--- START OF STORED RECORDS ---

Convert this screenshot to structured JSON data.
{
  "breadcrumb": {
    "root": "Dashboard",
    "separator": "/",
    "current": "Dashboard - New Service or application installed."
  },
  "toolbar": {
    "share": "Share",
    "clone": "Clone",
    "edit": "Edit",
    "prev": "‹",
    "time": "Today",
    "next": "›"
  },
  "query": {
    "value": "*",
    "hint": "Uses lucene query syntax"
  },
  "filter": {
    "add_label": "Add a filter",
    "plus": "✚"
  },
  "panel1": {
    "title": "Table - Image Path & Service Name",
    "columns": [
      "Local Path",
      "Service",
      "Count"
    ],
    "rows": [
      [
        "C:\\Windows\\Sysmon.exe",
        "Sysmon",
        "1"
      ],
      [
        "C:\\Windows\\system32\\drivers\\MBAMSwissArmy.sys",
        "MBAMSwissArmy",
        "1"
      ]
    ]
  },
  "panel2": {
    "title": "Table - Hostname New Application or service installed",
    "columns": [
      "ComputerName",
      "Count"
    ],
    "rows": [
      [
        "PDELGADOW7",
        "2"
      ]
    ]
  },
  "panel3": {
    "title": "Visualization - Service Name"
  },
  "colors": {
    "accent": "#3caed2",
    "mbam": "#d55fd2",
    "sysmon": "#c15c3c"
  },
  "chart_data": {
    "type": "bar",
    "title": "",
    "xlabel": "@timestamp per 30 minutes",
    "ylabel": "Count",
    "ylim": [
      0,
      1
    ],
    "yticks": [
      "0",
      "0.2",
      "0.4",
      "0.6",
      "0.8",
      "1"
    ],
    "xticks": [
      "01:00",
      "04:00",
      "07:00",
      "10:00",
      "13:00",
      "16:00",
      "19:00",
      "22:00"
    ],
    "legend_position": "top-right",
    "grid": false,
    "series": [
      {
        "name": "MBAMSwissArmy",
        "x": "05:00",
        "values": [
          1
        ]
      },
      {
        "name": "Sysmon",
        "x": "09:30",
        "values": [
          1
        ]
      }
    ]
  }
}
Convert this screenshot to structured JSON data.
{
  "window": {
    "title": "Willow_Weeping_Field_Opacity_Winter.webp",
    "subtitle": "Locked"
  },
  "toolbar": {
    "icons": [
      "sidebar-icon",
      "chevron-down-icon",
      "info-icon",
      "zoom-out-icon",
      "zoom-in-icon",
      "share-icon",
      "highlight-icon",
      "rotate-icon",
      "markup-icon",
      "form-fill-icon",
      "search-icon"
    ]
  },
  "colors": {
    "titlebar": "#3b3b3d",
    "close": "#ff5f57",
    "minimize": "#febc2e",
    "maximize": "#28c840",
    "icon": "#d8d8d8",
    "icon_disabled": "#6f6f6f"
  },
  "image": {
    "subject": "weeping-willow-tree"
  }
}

--- END OF STORED RECORDS ---

→ **GOAL**
The records above must be repeated exactly, every one of them.

→ **SOLUTION TO THE PROBLEM**
Convert this screenshot to structured JSON data.
{
  "breadcrumb": {
    "root": "Dashboard",
    "separator": "/",
    "current": "Dashboard - New Service or application installed."
  },
  "toolbar": {
    "share": "Share",
    "clone": "Clone",
    "edit": "Edit",
    "prev": "‹",
    "time": "Today",
    "next": "›"
  },
  "query": {
    "value": "*",
    "hint": "Uses lucene query syntax"
  },
  "filter": {
    "add_label": "Add a filter",
    "plus": "✚"
  },
  "panel1": {
    "title": "Table - Image Path & Service Name",
    "columns": [
      "Local Path",
      "Service",
      "Count"
    ],
    "rows": [
      [
        "C:\\Windows\\Sysmon.exe",
        "Sysmon",
        "1"
      ],
      [
        "C:\\Windows\\system32\\drivers\\MBAMSwissArmy.sys",
        "MBAMSwissArmy",
        "1"
      ]
    ]
  },
  "panel2": {
    "title": "Table - Hostname New Application or service installed",
    "columns": [
      "ComputerName",
      "Count"
    ],
    "rows": [
      [
        "PDELGADOW7",
        "2"
      ]
    ]
  },
  "panel3": {
    "title": "Visualization - Service Name"
  },
  "colors": {
    "accent": "#3caed2",
    "mbam": "#d55fd2",
    "sysmon": "#c15c3c"
  },
  "chart_data": {
    "type": "bar",
    "title": "",
    "xlabel": "@timestamp per 30 minutes",
    "ylabel": "Count",
    "ylim": [
      0,
      1
    ],
    "yticks": [
      "0",
      "0.2",
      "0.4",
      "0.6",
      "0.8",
      "1"
    ],
    "xticks": [
      "01:00",
      "04:00",
      "07:00",
      "10:00",
      "13:00",
      "16:00",
      "19:00",
      "22:00"
    ],
    "legend_position": "top-right",
    "grid": false,
    "series": [
      {
        "name": "MBAMSwissArmy",
        "x": "05:00",
        "values": [
          1
        ]
      },
      {
        "name": "Sysmon",
        "x": "09:30",
        "values": [
          1
        ]
      }
    ]
  }
}
Convert this screenshot to structured JSON data.
{
  "window": {
    "title": "Willow_Weeping_Field_Opacity_Winter.webp",
    "subtitle": "Locked"
  },
  "toolbar": {
    "icons": [
      "sidebar-icon",
      "chevron-down-icon",
      "info-icon",
      "zoom-out-icon",
      "zoom-in-icon",
      "share-icon",
      "highlight-icon",
      "rotate-icon",
      "markup-icon",
      "form-fill-icon",
      "search-icon"
    ]
  },
  "colors": {
    "titlebar": "#3b3b3d",
    "close": "#ff5f57",
    "minimize": "#febc2e",
    "maximize": "#28c840",
    "icon": "#d8d8d8",
    "icon_disabled": "#6f6f6f"
  },
  "image": {
    "subject": "weeping-willow-tree"
  }
}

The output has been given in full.